Take the line that contains "Read all visible content and emit it as JSON." and each line after it in the material below, and transcribe them exactly, stopping at the end.

▸ **Input for this task**
↓

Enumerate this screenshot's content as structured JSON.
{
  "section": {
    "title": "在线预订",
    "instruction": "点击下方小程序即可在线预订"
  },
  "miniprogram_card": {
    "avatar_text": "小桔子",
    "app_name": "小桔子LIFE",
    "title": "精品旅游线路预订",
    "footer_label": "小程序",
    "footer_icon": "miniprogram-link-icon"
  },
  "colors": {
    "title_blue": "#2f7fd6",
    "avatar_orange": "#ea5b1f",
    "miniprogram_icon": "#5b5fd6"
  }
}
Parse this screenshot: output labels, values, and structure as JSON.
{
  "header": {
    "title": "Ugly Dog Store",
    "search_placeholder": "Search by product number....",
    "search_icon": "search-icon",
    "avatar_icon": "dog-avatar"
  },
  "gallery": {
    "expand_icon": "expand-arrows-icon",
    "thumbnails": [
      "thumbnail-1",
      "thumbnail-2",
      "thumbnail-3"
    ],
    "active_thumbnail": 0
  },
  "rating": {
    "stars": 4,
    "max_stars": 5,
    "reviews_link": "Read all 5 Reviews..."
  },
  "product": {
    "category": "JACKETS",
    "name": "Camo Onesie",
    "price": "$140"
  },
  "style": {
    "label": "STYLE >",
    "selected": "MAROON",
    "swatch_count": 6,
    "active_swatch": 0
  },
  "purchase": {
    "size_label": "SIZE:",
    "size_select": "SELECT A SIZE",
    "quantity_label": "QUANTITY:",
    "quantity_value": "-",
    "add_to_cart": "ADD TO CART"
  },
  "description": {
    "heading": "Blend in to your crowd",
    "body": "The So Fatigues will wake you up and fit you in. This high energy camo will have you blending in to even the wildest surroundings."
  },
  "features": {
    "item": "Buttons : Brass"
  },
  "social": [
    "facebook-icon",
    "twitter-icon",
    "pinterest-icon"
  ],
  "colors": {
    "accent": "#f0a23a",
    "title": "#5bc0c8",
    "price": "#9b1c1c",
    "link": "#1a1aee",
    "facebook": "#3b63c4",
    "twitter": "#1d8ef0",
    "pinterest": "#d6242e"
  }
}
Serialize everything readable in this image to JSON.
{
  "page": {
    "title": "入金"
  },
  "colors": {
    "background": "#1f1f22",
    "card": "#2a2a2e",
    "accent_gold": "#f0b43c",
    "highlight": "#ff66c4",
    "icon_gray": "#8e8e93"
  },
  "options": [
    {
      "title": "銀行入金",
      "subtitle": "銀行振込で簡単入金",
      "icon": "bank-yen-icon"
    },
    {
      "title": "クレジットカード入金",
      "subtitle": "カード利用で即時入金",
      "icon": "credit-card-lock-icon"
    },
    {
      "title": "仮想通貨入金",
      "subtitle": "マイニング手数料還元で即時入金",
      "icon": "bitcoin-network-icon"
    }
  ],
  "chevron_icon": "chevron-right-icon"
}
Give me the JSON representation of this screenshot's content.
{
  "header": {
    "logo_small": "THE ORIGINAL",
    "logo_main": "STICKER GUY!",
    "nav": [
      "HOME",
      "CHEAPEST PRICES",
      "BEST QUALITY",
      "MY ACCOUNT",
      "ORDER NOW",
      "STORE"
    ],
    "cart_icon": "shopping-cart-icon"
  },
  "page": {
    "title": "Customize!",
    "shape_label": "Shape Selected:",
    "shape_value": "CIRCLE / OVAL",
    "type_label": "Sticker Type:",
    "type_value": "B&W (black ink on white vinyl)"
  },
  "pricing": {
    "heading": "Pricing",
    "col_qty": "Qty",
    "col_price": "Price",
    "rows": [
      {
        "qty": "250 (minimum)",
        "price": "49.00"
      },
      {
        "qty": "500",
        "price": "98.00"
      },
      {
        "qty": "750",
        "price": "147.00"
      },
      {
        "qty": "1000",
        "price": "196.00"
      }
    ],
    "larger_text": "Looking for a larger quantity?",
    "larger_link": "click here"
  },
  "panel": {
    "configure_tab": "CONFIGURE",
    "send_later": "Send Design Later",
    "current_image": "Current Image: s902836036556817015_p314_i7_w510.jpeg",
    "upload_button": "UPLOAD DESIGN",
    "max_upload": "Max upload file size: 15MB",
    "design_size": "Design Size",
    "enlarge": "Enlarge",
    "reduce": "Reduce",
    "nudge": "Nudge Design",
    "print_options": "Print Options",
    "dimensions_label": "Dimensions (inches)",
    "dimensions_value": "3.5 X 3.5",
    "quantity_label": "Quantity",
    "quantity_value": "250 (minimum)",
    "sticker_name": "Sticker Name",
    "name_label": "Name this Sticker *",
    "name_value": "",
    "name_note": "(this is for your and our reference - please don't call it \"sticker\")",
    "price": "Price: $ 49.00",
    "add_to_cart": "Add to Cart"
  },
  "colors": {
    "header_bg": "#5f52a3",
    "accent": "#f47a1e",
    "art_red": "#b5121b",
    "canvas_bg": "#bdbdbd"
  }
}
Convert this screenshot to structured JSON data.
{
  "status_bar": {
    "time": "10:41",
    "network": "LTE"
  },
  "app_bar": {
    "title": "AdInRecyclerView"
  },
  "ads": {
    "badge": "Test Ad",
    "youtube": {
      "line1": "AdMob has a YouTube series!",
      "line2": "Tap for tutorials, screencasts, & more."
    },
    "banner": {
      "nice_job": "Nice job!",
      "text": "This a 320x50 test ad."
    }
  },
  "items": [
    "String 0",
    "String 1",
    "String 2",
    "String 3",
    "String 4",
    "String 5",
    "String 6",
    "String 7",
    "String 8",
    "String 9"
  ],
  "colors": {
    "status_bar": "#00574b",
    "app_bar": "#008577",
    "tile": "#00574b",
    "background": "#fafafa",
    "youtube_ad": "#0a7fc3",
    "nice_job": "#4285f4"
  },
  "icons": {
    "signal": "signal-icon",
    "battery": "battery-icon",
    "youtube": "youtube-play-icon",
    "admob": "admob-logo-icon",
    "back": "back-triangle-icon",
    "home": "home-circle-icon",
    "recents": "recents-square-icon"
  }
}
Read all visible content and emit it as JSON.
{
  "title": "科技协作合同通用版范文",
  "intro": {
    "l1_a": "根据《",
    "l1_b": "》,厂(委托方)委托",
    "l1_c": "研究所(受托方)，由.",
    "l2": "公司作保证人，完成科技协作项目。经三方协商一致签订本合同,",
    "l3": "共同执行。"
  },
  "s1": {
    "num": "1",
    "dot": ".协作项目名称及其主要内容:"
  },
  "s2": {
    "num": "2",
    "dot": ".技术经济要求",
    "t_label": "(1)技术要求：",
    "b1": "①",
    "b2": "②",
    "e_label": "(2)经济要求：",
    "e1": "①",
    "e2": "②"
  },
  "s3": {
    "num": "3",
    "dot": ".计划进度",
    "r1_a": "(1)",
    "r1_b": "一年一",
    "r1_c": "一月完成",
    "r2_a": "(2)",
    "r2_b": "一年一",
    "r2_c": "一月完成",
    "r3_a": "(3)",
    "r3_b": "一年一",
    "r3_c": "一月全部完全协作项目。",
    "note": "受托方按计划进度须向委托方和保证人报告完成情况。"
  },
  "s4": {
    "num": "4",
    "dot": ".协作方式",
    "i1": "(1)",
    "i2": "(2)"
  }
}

↑

▸ **In response**
Read all visible content and emit it as JSON.
{
  "title": "科技协作合同通用版范文",
  "intro": {
    "l1_a": "根据《",
    "l1_b": "》,厂(委托方)委托",
    "l1_c": "研究所(受托方)，由.",
    "l2": "公司作保证人，完成科技协作项目。经三方协商一致签订本合同,",
    "l3": "共同执行。"
  },
  "s1": {
    "num": "1",
    "dot": ".协作项目名称及其主要内容:"
  },
  "s2": {
    "num": "2",
    "dot": ".技术经济要求",
    "t_label": "(1)技术要求：",
    "b1": "①",
    "b2": "②",
    "e_label": "(2)经济要求：",
    "e1": "①",
    "e2": "②"
  },
  "s3": {
    "num": "3",
    "dot": ".计划进度",
    "r1_a": "(1)",
    "r1_b": "一年一",
    "r1_c": "一月完成",
    "r2_a": "(2)",
    "r2_b": "一年一",
    "r2_c": "一月完成",
    "r3_a": "(3)",
    "r3_b": "一年一",
    "r3_c": "一月全部完全协作项目。",
    "note": "受托方按计划进度须向委托方和保证人报告完成情况。"
  },
  "s4": {
    "num": "4",
    "dot": ".协作方式",
    "i1": "(1)",
    "i2": "(2)"
  }
}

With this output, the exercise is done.